* **Material provided**:
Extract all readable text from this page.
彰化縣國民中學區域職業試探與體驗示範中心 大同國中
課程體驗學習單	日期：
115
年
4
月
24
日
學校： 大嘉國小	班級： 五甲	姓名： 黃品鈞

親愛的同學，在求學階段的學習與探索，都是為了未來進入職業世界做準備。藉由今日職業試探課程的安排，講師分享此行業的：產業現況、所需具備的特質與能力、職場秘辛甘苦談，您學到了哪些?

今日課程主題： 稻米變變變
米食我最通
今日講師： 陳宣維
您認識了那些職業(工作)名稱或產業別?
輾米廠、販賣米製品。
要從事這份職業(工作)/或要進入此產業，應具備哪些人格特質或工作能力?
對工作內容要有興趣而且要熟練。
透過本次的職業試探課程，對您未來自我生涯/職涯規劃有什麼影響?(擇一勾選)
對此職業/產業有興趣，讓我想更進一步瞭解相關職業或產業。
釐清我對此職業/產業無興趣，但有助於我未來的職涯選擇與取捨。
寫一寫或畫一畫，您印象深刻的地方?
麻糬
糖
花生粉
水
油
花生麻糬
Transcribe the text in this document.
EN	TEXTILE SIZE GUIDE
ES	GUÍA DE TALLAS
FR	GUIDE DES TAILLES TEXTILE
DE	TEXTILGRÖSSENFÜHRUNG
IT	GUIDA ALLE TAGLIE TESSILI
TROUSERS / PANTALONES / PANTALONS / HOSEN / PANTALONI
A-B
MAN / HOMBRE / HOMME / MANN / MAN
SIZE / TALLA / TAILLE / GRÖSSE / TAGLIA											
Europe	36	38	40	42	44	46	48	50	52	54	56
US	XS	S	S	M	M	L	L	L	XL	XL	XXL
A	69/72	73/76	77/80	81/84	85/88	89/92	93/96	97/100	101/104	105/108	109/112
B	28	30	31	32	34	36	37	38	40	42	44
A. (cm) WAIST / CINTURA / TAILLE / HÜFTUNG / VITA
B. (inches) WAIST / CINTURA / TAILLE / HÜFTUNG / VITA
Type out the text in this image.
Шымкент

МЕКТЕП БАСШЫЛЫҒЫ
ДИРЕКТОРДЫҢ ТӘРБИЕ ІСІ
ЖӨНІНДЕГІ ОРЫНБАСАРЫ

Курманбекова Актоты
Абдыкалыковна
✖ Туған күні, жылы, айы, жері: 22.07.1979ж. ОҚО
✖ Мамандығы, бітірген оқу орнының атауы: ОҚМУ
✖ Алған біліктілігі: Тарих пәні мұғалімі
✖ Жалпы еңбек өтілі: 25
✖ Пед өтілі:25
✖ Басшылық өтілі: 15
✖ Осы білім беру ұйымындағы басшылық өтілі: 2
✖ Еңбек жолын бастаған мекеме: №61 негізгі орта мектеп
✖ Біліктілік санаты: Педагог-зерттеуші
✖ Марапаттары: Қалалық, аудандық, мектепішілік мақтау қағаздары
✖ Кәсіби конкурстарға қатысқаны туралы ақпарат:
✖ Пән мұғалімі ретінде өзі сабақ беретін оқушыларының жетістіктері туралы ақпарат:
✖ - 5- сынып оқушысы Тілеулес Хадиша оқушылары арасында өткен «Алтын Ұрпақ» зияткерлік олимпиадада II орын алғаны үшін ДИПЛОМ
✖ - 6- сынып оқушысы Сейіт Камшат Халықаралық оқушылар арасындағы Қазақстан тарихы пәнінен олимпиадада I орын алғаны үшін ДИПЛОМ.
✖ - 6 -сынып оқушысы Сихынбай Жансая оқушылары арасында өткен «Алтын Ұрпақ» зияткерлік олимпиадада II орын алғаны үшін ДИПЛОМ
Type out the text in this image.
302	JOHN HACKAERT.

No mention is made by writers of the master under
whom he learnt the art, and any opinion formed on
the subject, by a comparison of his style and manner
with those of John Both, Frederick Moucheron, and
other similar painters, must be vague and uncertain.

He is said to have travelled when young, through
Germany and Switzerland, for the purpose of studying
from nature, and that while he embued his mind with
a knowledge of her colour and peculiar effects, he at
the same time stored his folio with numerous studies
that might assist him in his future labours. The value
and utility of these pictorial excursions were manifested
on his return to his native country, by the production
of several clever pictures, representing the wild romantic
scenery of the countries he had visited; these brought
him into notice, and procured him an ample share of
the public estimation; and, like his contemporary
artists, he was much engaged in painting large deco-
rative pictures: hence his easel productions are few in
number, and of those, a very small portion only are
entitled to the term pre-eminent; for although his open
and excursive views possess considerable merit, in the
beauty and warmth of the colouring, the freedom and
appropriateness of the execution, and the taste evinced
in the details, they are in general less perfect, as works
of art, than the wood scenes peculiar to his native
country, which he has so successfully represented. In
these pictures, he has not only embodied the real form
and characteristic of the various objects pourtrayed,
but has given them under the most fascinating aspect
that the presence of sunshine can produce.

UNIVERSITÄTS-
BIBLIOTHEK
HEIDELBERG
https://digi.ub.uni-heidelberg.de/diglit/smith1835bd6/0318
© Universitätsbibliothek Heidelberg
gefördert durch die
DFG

* **Objective**: Set down the listing above in full, please, exactly as it appears.

* **Response to this task**:
Extract all readable text from this page.
彰化縣國民中學區域職業試探與體驗示範中心 大同國中
課程體驗學習單	日期：
115
年
4
月
24
日
學校： 大嘉國小	班級： 五甲	姓名： 黃品鈞

親愛的同學，在求學階段的學習與探索，都是為了未來進入職業世界做準備。藉由今日職業試探課程的安排，講師分享此行業的：產業現況、所需具備的特質與能力、職場秘辛甘苦談，您學到了哪些?

今日課程主題： 稻米變變變
米食我最通
今日講師： 陳宣維
您認識了那些職業(工作)名稱或產業別?
輾米廠、販賣米製品。
要從事這份職業(工作)/或要進入此產業，應具備哪些人格特質或工作能力?
對工作內容要有興趣而且要熟練。
透過本次的職業試探課程，對您未來自我生涯/職涯規劃有什麼影響?(擇一勾選)
對此職業/產業有興趣，讓我想更進一步瞭解相關職業或產業。
釐清我對此職業/產業無興趣，但有助於我未來的職涯選擇與取捨。
寫一寫或畫一畫，您印象深刻的地方?
麻糬
糖
花生粉
水
油
花生麻糬
Transcribe the text in this document.
EN	TEXTILE SIZE GUIDE
ES	GUÍA DE TALLAS
FR	GUIDE DES TAILLES TEXTILE
DE	TEXTILGRÖSSENFÜHRUNG
IT	GUIDA ALLE TAGLIE TESSILI
TROUSERS / PANTALONES / PANTALONS / HOSEN / PANTALONI
A-B
MAN / HOMBRE / HOMME / MANN / MAN
SIZE / TALLA / TAILLE / GRÖSSE / TAGLIA											
Europe	36	38	40	42	44	46	48	50	52	54	56
US	XS	S	S	M	M	L	L	L	XL	XL	XXL
A	69/72	73/76	77/80	81/84	85/88	89/92	93/96	97/100	101/104	105/108	109/112
B	28	30	31	32	34	36	37	38	40	42	44
A. (cm) WAIST / CINTURA / TAILLE / HÜFTUNG / VITA
B. (inches) WAIST / CINTURA / TAILLE / HÜFTUNG / VITA
Type out the text in this image.
Шымкент

МЕКТЕП БАСШЫЛЫҒЫ
ДИРЕКТОРДЫҢ ТӘРБИЕ ІСІ
ЖӨНІНДЕГІ ОРЫНБАСАРЫ

Курманбекова Актоты
Абдыкалыковна
✖ Туған күні, жылы, айы, жері: 22.07.1979ж. ОҚО
✖ Мамандығы, бітірген оқу орнының атауы: ОҚМУ
✖ Алған біліктілігі: Тарих пәні мұғалімі
✖ Жалпы еңбек өтілі: 25
✖ Пед өтілі:25
✖ Басшылық өтілі: 15
✖ Осы білім беру ұйымындағы басшылық өтілі: 2
✖ Еңбек жолын бастаған мекеме: №61 негізгі орта мектеп
✖ Біліктілік санаты: Педагог-зерттеуші
✖ Марапаттары: Қалалық, аудандық, мектепішілік мақтау қағаздары
✖ Кәсіби конкурстарға қатысқаны туралы ақпарат:
✖ Пән мұғалімі ретінде өзі сабақ беретін оқушыларының жетістіктері туралы ақпарат:
✖ - 5- сынып оқушысы Тілеулес Хадиша оқушылары арасында өткен «Алтын Ұрпақ» зияткерлік олимпиадада II орын алғаны үшін ДИПЛОМ
✖ - 6- сынып оқушысы Сейіт Камшат Халықаралық оқушылар арасындағы Қазақстан тарихы пәнінен олимпиадада I орын алғаны үшін ДИПЛОМ.
✖ - 6 -сынып оқушысы Сихынбай Жансая оқушылары арасында өткен «Алтын Ұрпақ» зияткерлік олимпиадада II орын алғаны үшін ДИПЛОМ
Type out the text in this image.
302	JOHN HACKAERT.

No mention is made by writers of the master under
whom he learnt the art, and any opinion formed on
the subject, by a comparison of his style and manner
with those of John Both, Frederick Moucheron, and
other similar painters, must be vague and uncertain.

He is said to have travelled when young, through
Germany and Switzerland, for the purpose of studying
from nature, and that while he embued his mind with
a knowledge of her colour and peculiar effects, he at
the same time stored his folio with numerous studies
that might assist him in his future labours. The value
and utility of these pictorial excursions were manifested
on his return to his native country, by the production
of several clever pictures, representing the wild romantic
scenery of the countries he had visited; these brought
him into notice, and procured him an ample share of
the public estimation; and, like his contemporary
artists, he was much engaged in painting large deco-
rative pictures: hence his easel productions are few in
number, and of those, a very small portion only are
entitled to the term pre-eminent; for although his open
and excursive views possess considerable merit, in the
beauty and warmth of the colouring, the freedom and
appropriateness of the execution, and the taste evinced
in the details, they are in general less perfect, as works
of art, than the wood scenes peculiar to his native
country, which he has so successfully represented. In
these pictures, he has not only embodied the real form
and characteristic of the various objects pourtrayed,
but has given them under the most fascinating aspect
that the presence of sunshine can produce.

UNIVERSITÄTS-
BIBLIOTHEK
HEIDELBERG
https://digi.ub.uni-heidelberg.de/diglit/smith1835bd6/0318
© Universitätsbibliothek Heidelberg
gefördert durch die
DFG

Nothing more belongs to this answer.